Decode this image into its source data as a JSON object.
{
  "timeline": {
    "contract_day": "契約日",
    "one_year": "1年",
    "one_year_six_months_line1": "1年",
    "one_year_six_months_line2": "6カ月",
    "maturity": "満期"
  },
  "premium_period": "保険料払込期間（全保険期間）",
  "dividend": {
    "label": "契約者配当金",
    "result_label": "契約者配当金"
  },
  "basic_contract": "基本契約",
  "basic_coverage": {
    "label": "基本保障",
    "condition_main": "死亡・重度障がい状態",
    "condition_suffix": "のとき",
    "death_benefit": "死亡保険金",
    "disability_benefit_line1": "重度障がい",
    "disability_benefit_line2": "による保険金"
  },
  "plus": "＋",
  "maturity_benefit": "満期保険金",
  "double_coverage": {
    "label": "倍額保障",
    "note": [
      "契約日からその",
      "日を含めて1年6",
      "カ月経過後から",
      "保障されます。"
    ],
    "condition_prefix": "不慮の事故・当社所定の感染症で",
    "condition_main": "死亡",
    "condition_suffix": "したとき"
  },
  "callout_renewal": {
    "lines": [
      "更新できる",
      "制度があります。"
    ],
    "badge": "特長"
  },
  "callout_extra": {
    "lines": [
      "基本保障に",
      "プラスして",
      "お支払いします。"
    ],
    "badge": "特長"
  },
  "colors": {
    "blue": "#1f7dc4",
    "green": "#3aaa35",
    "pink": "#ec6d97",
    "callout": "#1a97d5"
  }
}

=====

What to work on ▸ Each line of the listing should be copied exactly.

Response to the exercise ▸
Decode this image into its source data as a JSON object.
{
  "timeline": {
    "contract_day": "契約日",
    "one_year": "1年",
    "one_year_six_months_line1": "1年",
    "one_year_six_months_line2": "6カ月",
    "maturity": "満期"
  },
  "premium_period": "保険料払込期間（全保険期間）",
  "dividend": {
    "label": "契約者配当金",
    "result_label": "契約者配当金"
  },
  "basic_contract": "基本契約",
  "basic_coverage": {
    "label": "基本保障",
    "condition_main": "死亡・重度障がい状態",
    "condition_suffix": "のとき",
    "death_benefit": "死亡保険金",
    "disability_benefit_line1": "重度障がい",
    "disability_benefit_line2": "による保険金"
  },
  "plus": "＋",
  "maturity_benefit": "満期保険金",
  "double_coverage": {
    "label": "倍額保障",
    "note": [
      "契約日からその",
      "日を含めて1年6",
      "カ月経過後から",
      "保障されます。"
    ],
    "condition_prefix": "不慮の事故・当社所定の感染症で",
    "condition_main": "死亡",
    "condition_suffix": "したとき"
  },
  "callout_renewal": {
    "lines": [
      "更新できる",
      "制度があります。"
    ],
    "badge": "特長"
  },
  "callout_extra": {
    "lines": [
      "基本保障に",
      "プラスして",
      "お支払いします。"
    ],
    "badge": "特長"
  },
  "colors": {
    "blue": "#1f7dc4",
    "green": "#3aaa35",
    "pink": "#ec6d97",
    "callout": "#1a97d5"
  }
}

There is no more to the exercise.